## PROVIDED MATERIAL:
────────────────────
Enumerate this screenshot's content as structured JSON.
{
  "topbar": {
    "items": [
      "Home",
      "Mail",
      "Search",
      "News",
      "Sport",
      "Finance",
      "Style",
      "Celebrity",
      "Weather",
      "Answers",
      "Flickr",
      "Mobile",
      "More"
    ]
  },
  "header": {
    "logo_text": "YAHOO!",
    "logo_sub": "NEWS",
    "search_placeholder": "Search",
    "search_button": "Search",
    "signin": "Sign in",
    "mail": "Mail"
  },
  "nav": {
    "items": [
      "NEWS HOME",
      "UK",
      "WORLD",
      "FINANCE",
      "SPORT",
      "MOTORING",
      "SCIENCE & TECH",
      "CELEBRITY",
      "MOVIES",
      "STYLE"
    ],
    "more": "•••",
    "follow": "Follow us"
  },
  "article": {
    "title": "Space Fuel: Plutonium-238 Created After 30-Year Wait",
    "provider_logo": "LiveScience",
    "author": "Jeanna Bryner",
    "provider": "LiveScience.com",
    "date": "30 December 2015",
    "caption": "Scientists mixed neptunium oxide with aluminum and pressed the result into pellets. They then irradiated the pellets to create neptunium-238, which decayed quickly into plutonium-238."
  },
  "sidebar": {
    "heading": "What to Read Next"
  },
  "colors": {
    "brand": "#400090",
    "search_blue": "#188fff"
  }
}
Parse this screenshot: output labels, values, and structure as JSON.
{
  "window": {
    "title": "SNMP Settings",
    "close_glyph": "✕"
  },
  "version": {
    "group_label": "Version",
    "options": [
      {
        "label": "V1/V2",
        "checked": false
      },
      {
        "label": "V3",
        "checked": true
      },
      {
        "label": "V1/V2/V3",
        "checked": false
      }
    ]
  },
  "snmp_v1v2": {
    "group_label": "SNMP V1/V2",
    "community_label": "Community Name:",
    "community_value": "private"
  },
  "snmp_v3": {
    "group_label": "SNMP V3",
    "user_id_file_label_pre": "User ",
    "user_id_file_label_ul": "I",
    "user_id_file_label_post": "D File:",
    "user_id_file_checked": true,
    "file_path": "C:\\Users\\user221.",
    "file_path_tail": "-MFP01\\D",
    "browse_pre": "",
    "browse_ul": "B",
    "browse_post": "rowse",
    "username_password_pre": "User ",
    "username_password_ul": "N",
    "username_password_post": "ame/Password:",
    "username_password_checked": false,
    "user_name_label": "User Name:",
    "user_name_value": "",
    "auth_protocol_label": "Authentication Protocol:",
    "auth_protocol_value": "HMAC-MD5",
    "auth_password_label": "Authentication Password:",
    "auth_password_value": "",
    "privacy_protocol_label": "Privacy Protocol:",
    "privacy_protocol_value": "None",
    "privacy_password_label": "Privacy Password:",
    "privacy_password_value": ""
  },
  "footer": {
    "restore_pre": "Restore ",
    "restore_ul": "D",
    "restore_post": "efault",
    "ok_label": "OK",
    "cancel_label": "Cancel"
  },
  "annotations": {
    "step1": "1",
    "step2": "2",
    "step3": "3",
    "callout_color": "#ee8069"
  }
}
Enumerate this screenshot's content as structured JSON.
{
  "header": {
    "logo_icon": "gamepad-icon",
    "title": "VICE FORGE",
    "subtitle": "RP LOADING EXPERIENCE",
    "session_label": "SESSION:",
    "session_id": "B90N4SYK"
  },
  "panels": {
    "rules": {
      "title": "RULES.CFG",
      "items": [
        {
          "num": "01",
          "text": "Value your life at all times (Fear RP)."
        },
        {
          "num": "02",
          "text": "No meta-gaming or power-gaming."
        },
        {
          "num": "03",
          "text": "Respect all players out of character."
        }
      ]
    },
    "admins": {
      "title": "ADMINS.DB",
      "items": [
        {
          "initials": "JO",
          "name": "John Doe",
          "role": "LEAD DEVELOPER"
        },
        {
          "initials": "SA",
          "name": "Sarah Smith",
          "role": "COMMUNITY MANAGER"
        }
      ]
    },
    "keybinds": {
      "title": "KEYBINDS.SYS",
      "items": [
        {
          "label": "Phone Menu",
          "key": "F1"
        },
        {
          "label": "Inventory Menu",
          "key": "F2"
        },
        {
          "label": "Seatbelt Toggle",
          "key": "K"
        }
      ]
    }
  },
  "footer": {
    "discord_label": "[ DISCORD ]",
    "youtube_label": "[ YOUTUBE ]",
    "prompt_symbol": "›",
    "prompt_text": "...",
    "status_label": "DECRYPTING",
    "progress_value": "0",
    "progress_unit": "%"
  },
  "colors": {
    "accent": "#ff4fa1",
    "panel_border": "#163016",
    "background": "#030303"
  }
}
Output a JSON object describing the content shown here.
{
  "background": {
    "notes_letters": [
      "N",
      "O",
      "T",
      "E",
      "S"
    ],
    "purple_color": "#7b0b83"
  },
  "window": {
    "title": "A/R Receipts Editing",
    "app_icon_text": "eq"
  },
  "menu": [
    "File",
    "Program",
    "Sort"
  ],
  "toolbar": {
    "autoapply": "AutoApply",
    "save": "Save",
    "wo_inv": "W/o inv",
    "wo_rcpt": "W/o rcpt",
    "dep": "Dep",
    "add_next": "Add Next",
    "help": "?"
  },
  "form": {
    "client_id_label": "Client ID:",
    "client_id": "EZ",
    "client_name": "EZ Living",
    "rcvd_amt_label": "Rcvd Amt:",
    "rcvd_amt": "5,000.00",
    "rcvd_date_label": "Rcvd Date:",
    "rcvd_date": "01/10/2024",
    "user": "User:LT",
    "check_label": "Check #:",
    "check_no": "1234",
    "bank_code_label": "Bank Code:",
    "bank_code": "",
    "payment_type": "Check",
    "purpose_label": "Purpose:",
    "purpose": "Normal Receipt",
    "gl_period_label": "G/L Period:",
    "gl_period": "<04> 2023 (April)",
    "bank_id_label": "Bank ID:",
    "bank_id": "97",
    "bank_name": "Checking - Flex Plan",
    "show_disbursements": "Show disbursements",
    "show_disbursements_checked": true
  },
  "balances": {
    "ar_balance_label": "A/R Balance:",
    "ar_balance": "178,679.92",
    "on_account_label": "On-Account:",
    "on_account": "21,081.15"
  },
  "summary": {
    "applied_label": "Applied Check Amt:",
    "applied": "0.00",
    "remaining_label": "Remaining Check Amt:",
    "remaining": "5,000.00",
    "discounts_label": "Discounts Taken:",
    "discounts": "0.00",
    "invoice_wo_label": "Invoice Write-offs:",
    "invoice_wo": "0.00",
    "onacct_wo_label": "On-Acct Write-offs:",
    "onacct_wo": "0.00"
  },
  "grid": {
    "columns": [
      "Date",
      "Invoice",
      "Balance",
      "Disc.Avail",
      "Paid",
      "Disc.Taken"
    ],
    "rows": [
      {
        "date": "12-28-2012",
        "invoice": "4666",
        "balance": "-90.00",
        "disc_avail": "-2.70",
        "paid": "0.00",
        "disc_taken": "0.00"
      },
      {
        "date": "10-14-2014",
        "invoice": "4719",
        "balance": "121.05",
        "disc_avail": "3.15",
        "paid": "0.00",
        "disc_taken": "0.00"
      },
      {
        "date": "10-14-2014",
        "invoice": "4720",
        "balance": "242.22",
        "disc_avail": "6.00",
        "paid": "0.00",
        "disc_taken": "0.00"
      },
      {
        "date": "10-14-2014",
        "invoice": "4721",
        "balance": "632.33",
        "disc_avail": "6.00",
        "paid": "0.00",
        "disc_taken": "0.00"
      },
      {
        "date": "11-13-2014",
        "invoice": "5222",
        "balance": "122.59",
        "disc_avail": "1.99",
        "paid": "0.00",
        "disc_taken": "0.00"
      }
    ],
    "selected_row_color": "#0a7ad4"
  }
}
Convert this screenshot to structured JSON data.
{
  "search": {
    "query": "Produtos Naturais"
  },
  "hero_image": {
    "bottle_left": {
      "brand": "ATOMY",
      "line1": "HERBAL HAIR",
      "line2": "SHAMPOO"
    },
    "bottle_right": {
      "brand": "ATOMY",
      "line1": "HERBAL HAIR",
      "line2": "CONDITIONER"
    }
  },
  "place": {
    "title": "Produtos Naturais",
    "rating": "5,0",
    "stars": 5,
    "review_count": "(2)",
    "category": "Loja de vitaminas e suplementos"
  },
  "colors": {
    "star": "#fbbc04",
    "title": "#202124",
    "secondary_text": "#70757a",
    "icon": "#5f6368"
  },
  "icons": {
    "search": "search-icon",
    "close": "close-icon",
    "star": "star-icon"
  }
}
────────────────────
## INSTRUCTION:
Look over the listing above. Pick out and copy every line that includes "this".

## FINAL RESULT:
Enumerate this screenshot's content as structured JSON.
Parse this screenshot: output labels, values, and structure as JSON.
Enumerate this screenshot's content as structured JSON.
Convert this screenshot to structured JSON data.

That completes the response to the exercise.